START Task inputs

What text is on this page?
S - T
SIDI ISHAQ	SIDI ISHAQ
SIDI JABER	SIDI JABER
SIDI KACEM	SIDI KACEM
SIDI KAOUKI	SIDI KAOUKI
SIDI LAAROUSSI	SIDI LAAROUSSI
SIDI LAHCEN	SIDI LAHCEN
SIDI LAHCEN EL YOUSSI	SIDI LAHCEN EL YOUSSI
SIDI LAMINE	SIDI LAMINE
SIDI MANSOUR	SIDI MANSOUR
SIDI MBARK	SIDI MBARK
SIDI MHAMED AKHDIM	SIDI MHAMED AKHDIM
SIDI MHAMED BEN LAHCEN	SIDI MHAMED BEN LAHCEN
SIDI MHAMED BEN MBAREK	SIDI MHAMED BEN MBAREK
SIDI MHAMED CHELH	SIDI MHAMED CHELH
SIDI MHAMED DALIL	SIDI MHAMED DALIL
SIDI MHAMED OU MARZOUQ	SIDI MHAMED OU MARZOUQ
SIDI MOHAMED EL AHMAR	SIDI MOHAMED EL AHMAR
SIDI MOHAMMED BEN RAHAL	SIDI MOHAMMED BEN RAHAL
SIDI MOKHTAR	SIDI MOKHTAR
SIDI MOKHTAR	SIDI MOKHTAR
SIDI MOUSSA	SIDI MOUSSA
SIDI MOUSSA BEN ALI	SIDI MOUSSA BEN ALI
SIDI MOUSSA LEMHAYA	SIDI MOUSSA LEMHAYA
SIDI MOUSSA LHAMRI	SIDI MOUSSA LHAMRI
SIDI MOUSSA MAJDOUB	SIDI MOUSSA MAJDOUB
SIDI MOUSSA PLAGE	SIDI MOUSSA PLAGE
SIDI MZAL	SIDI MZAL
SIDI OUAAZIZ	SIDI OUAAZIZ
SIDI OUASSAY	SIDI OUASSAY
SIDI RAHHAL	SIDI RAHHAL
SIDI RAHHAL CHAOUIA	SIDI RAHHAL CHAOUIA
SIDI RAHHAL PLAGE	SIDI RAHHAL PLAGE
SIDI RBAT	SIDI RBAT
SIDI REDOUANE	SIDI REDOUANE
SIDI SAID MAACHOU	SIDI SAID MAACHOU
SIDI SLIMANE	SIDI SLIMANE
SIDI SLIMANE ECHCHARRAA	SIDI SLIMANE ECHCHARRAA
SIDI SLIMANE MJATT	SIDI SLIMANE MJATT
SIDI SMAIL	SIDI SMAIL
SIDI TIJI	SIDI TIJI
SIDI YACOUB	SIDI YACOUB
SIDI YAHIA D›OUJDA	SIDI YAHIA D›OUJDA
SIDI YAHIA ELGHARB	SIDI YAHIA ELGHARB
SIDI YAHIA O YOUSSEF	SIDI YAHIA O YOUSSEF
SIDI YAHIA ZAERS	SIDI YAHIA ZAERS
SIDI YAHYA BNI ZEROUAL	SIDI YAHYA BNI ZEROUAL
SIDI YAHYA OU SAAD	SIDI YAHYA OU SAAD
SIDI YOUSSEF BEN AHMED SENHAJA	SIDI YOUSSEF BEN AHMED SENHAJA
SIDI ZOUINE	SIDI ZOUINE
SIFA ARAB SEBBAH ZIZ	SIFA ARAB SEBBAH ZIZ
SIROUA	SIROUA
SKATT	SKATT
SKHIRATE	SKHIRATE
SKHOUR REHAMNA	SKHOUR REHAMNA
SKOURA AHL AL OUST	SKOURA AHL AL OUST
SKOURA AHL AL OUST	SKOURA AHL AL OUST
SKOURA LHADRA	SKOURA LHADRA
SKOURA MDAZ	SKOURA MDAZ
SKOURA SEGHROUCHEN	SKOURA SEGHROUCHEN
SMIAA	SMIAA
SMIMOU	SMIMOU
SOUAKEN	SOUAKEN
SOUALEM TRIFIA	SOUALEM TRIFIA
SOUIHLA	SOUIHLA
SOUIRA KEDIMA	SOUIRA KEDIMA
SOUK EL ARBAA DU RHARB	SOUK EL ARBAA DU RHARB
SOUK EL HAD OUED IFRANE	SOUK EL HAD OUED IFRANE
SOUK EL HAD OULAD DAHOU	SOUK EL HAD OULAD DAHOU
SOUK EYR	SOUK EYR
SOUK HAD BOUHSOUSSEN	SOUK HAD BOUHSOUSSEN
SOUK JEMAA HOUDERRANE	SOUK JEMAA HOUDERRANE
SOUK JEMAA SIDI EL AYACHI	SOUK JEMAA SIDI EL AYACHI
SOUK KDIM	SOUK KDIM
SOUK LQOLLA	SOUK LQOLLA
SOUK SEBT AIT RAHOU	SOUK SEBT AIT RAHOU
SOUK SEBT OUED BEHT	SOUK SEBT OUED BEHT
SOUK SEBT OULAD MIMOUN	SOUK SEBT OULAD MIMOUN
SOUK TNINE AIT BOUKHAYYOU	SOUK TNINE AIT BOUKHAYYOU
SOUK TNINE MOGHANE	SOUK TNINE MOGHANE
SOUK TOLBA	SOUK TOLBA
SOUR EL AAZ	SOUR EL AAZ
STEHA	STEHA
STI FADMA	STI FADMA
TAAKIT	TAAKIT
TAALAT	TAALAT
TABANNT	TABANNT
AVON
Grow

END Task inputs

Task description
Each record has to be given again exactly as written.

Your response
What text is on this page?
S - T
SIDI ISHAQ	SIDI ISHAQ
SIDI JABER	SIDI JABER
SIDI KACEM	SIDI KACEM
SIDI KAOUKI	SIDI KAOUKI
SIDI LAAROUSSI	SIDI LAAROUSSI
SIDI LAHCEN	SIDI LAHCEN
SIDI LAHCEN EL YOUSSI	SIDI LAHCEN EL YOUSSI
SIDI LAMINE	SIDI LAMINE
SIDI MANSOUR	SIDI MANSOUR
SIDI MBARK	SIDI MBARK
SIDI MHAMED AKHDIM	SIDI MHAMED AKHDIM
SIDI MHAMED BEN LAHCEN	SIDI MHAMED BEN LAHCEN
SIDI MHAMED BEN MBAREK	SIDI MHAMED BEN MBAREK
SIDI MHAMED CHELH	SIDI MHAMED CHELH
SIDI MHAMED DALIL	SIDI MHAMED DALIL
SIDI MHAMED OU MARZOUQ	SIDI MHAMED OU MARZOUQ
SIDI MOHAMED EL AHMAR	SIDI MOHAMED EL AHMAR
SIDI MOHAMMED BEN RAHAL	SIDI MOHAMMED BEN RAHAL
SIDI MOKHTAR	SIDI MOKHTAR
SIDI MOKHTAR	SIDI MOKHTAR
SIDI MOUSSA	SIDI MOUSSA
SIDI MOUSSA BEN ALI	SIDI MOUSSA BEN ALI
SIDI MOUSSA LEMHAYA	SIDI MOUSSA LEMHAYA
SIDI MOUSSA LHAMRI	SIDI MOUSSA LHAMRI
SIDI MOUSSA MAJDOUB	SIDI MOUSSA MAJDOUB
SIDI MOUSSA PLAGE	SIDI MOUSSA PLAGE
SIDI MZAL	SIDI MZAL
SIDI OUAAZIZ	SIDI OUAAZIZ
SIDI OUASSAY	SIDI OUASSAY
SIDI RAHHAL	SIDI RAHHAL
SIDI RAHHAL CHAOUIA	SIDI RAHHAL CHAOUIA
SIDI RAHHAL PLAGE	SIDI RAHHAL PLAGE
SIDI RBAT	SIDI RBAT
SIDI REDOUANE	SIDI REDOUANE
SIDI SAID MAACHOU	SIDI SAID MAACHOU
SIDI SLIMANE	SIDI SLIMANE
SIDI SLIMANE ECHCHARRAA	SIDI SLIMANE ECHCHARRAA
SIDI SLIMANE MJATT	SIDI SLIMANE MJATT
SIDI SMAIL	SIDI SMAIL
SIDI TIJI	SIDI TIJI
SIDI YACOUB	SIDI YACOUB
SIDI YAHIA D›OUJDA	SIDI YAHIA D›OUJDA
SIDI YAHIA ELGHARB	SIDI YAHIA ELGHARB
SIDI YAHIA O YOUSSEF	SIDI YAHIA O YOUSSEF
SIDI YAHIA ZAERS	SIDI YAHIA ZAERS
SIDI YAHYA BNI ZEROUAL	SIDI YAHYA BNI ZEROUAL
SIDI YAHYA OU SAAD	SIDI YAHYA OU SAAD
SIDI YOUSSEF BEN AHMED SENHAJA	SIDI YOUSSEF BEN AHMED SENHAJA
SIDI ZOUINE	SIDI ZOUINE
SIFA ARAB SEBBAH ZIZ	SIFA ARAB SEBBAH ZIZ
SIROUA	SIROUA
SKATT	SKATT
SKHIRATE	SKHIRATE
SKHOUR REHAMNA	SKHOUR REHAMNA
SKOURA AHL AL OUST	SKOURA AHL AL OUST
SKOURA AHL AL OUST	SKOURA AHL AL OUST
SKOURA LHADRA	SKOURA LHADRA
SKOURA MDAZ	SKOURA MDAZ
SKOURA SEGHROUCHEN	SKOURA SEGHROUCHEN
SMIAA	SMIAA
SMIMOU	SMIMOU
SOUAKEN	SOUAKEN
SOUALEM TRIFIA	SOUALEM TRIFIA
SOUIHLA	SOUIHLA
SOUIRA KEDIMA	SOUIRA KEDIMA
SOUK EL ARBAA DU RHARB	SOUK EL ARBAA DU RHARB
SOUK EL HAD OUED IFRANE	SOUK EL HAD OUED IFRANE
SOUK EL HAD OULAD DAHOU	SOUK EL HAD OULAD DAHOU
SOUK EYR	SOUK EYR
SOUK HAD BOUHSOUSSEN	SOUK HAD BOUHSOUSSEN
SOUK JEMAA HOUDERRANE	SOUK JEMAA HOUDERRANE
SOUK JEMAA SIDI EL AYACHI	SOUK JEMAA SIDI EL AYACHI
SOUK KDIM	SOUK KDIM
SOUK LQOLLA	SOUK LQOLLA
SOUK SEBT AIT RAHOU	SOUK SEBT AIT RAHOU
SOUK SEBT OUED BEHT	SOUK SEBT OUED BEHT
SOUK SEBT OULAD MIMOUN	SOUK SEBT OULAD MIMOUN
SOUK TNINE AIT BOUKHAYYOU	SOUK TNINE AIT BOUKHAYYOU
SOUK TNINE MOGHANE	SOUK TNINE MOGHANE
SOUK TOLBA	SOUK TOLBA
SOUR EL AAZ	SOUR EL AAZ
STEHA	STEHA
STI FADMA	STI FADMA
TAAKIT	TAAKIT
TAALAT	TAALAT
TABANNT	TABANNT
AVON
Grow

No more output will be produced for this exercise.